### [Exercise]
Each line of the listing must be transcribed exactly, except for the images, which should be excluded.

### [Material provided]
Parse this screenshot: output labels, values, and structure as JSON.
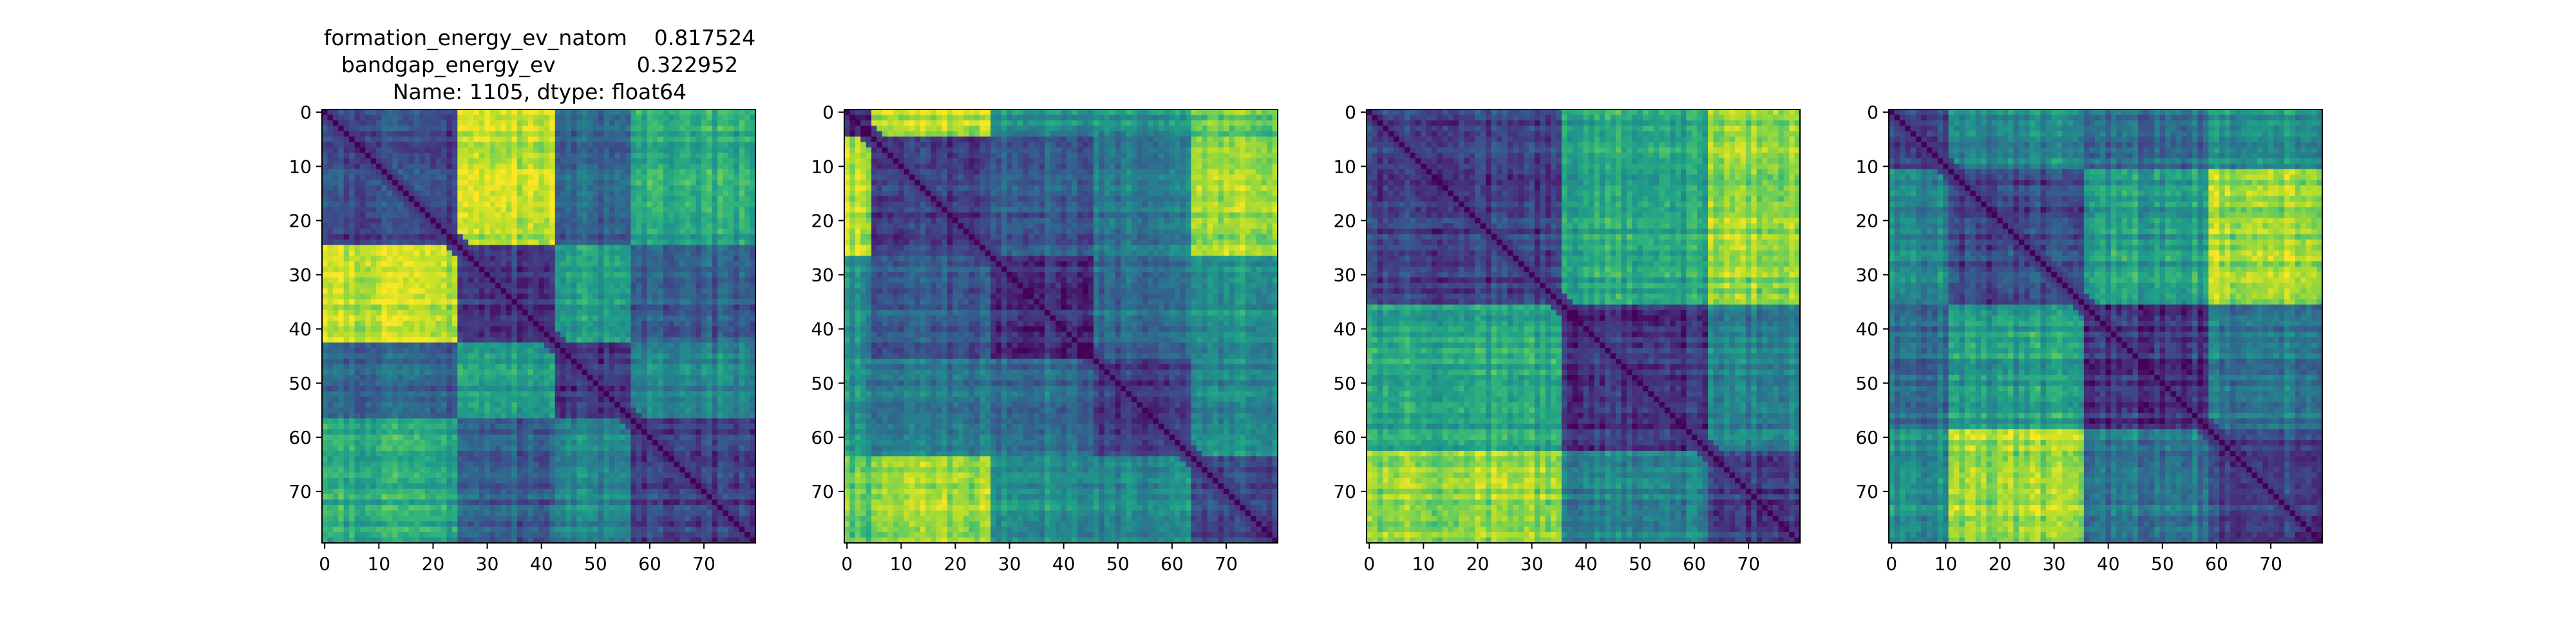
{
  "title_lines": [
    "formation_energy_ev_natom    0.817524",
    "bandgap_energy_ev            0.322952",
    "Name: 1105, dtype: float64"
  ],
  "chart_data": [
    {
      "type": "heatmap",
      "rows": 80,
      "cols": 80,
      "colormap": "viridis",
      "xticks": [
        0,
        10,
        20,
        30,
        40,
        50,
        60,
        70
      ],
      "yticks": [
        0,
        10,
        20,
        30,
        40,
        50,
        60,
        70
      ],
      "xlim": [
        0,
        79
      ],
      "ylim": [
        79,
        0
      ],
      "blocks": [
        [
          0,
          25
        ],
        [
          25,
          43
        ],
        [
          43,
          57
        ],
        [
          57,
          80
        ]
      ],
      "block_means": [
        [
          0.2,
          0.9,
          0.3,
          0.6
        ],
        [
          0.9,
          0.15,
          0.55,
          0.3
        ],
        [
          0.3,
          0.55,
          0.15,
          0.45
        ],
        [
          0.6,
          0.3,
          0.45,
          0.2
        ]
      ]
    },
    {
      "type": "heatmap",
      "rows": 80,
      "cols": 80,
      "colormap": "viridis",
      "xticks": [
        0,
        10,
        20,
        30,
        40,
        50,
        60,
        70
      ],
      "yticks": [
        0,
        10,
        20,
        30,
        40,
        50,
        60,
        70
      ],
      "xlim": [
        0,
        79
      ],
      "ylim": [
        79,
        0
      ],
      "blocks": [
        [
          0,
          5
        ],
        [
          5,
          27
        ],
        [
          27,
          46
        ],
        [
          46,
          64
        ],
        [
          64,
          80
        ]
      ],
      "block_means": [
        [
          0.1,
          0.9,
          0.5,
          0.5,
          0.75
        ],
        [
          0.9,
          0.2,
          0.3,
          0.4,
          0.85
        ],
        [
          0.5,
          0.3,
          0.15,
          0.35,
          0.5
        ],
        [
          0.5,
          0.4,
          0.35,
          0.15,
          0.45
        ],
        [
          0.75,
          0.85,
          0.5,
          0.45,
          0.2
        ]
      ]
    },
    {
      "type": "heatmap",
      "rows": 80,
      "cols": 80,
      "colormap": "viridis",
      "xticks": [
        0,
        10,
        20,
        30,
        40,
        50,
        60,
        70
      ],
      "yticks": [
        0,
        10,
        20,
        30,
        40,
        50,
        60,
        70
      ],
      "xlim": [
        0,
        79
      ],
      "ylim": [
        79,
        0
      ],
      "blocks": [
        [
          0,
          36
        ],
        [
          36,
          63
        ],
        [
          63,
          80
        ]
      ],
      "block_means": [
        [
          0.2,
          0.6,
          0.85
        ],
        [
          0.6,
          0.15,
          0.45
        ],
        [
          0.85,
          0.45,
          0.2
        ]
      ]
    },
    {
      "type": "heatmap",
      "rows": 80,
      "cols": 80,
      "colormap": "viridis",
      "xticks": [
        0,
        10,
        20,
        30,
        40,
        50,
        60,
        70
      ],
      "yticks": [
        0,
        10,
        20,
        30,
        40,
        50,
        60,
        70
      ],
      "xlim": [
        0,
        79
      ],
      "ylim": [
        79,
        0
      ],
      "blocks": [
        [
          0,
          11
        ],
        [
          11,
          36
        ],
        [
          36,
          59
        ],
        [
          59,
          80
        ]
      ],
      "block_means": [
        [
          0.2,
          0.45,
          0.35,
          0.5
        ],
        [
          0.45,
          0.2,
          0.55,
          0.85
        ],
        [
          0.35,
          0.55,
          0.15,
          0.4
        ],
        [
          0.5,
          0.85,
          0.4,
          0.2
        ]
      ]
    }
  ]
}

### [Correct answer]
Parse this screenshot: output labels, values, and structure as JSON.
{
  "title_lines": [
    "formation_energy_ev_natom    0.817524",
    "bandgap_energy_ev            0.322952",
    "Name: 1105, dtype: float64"
  ],
  "chart_data": [
    {
      "type": "heatmap",
      "rows": 80,
      "cols": 80,
      "colormap": "viridis",
      "xticks": [
        0,
        10,
        20,
        30,
        40,
        50,
        60,
        70
      ],
      "yticks": [
        0,
        10,
        20,
        30,
        40,
        50,
        60,
        70
      ],
      "xlim": [
        0,
        79
      ],
      "ylim": [
        79,
        0
      ],
      "blocks": [
        [
          0,
          25
        ],
        [
          25,
          43
        ],
        [
          43,
          57
        ],
        [
          57,
          80
        ]
      ],
      "block_means": [
        [
          0.2,
          0.9,
          0.3,
          0.6
        ],
        [
          0.9,
          0.15,
          0.55,
          0.3
        ],
        [
          0.3,
          0.55,
          0.15,
          0.45
        ],
        [
          0.6,
          0.3,
          0.45,
          0.2
        ]
      ]
    },
    {
      "type": "heatmap",
      "rows": 80,
      "cols": 80,
      "colormap": "viridis",
      "xticks": [
        0,
        10,
        20,
        30,
        40,
        50,
        60,
        70
      ],
      "yticks": [
        0,
        10,
        20,
        30,
        40,
        50,
        60,
        70
      ],
      "xlim": [
        0,
        79
      ],
      "ylim": [
        79,
        0
      ],
      "blocks": [
        [
          0,
          5
        ],
        [
          5,
          27
        ],
        [
          27,
          46
        ],
        [
          46,
          64
        ],
        [
          64,
          80
        ]
      ],
      "block_means": [
        [
          0.1,
          0.9,
          0.5,
          0.5,
          0.75
        ],
        [
          0.9,
          0.2,
          0.3,
          0.4,
          0.85
        ],
        [
          0.5,
          0.3,
          0.15,
          0.35,
          0.5
        ],
        [
          0.5,
          0.4,
          0.35,
          0.15,
          0.45
        ],
        [
          0.75,
          0.85,
          0.5,
          0.45,
          0.2
        ]
      ]
    },
    {
      "type": "heatmap",
      "rows": 80,
      "cols": 80,
      "colormap": "viridis",
      "xticks": [
        0,
        10,
        20,
        30,
        40,
        50,
        60,
        70
      ],
      "yticks": [
        0,
        10,
        20,
        30,
        40,
        50,
        60,
        70
      ],
      "xlim": [
        0,
        79
      ],
      "ylim": [
        79,
        0
      ],
      "blocks": [
        [
          0,
          36
        ],
        [
          36,
          63
        ],
        [
          63,
          80
        ]
      ],
      "block_means": [
        [
          0.2,
          0.6,
          0.85
        ],
        [
          0.6,
          0.15,
          0.45
        ],
        [
          0.85,
          0.45,
          0.2
        ]
      ]
    },
    {
      "type": "heatmap",
      "rows": 80,
      "cols": 80,
      "colormap": "viridis",
      "xticks": [
        0,
        10,
        20,
        30,
        40,
        50,
        60,
        70
      ],
      "yticks": [
        0,
        10,
        20,
        30,
        40,
        50,
        60,
        70
      ],
      "xlim": [
        0,
        79
      ],
      "ylim": [
        79,
        0
      ],
      "blocks": [
        [
          0,
          11
        ],
        [
          11,
          36
        ],
        [
          36,
          59
        ],
        [
          59,
          80
        ]
      ],
      "block_means": [
        [
          0.2,
          0.45,
          0.35,
          0.5
        ],
        [
          0.45,
          0.2,
          0.55,
          0.85
        ],
        [
          0.35,
          0.55,
          0.15,
          0.4
        ],
        [
          0.5,
          0.85,
          0.4,
          0.2
        ]
      ]
    }
  ]
}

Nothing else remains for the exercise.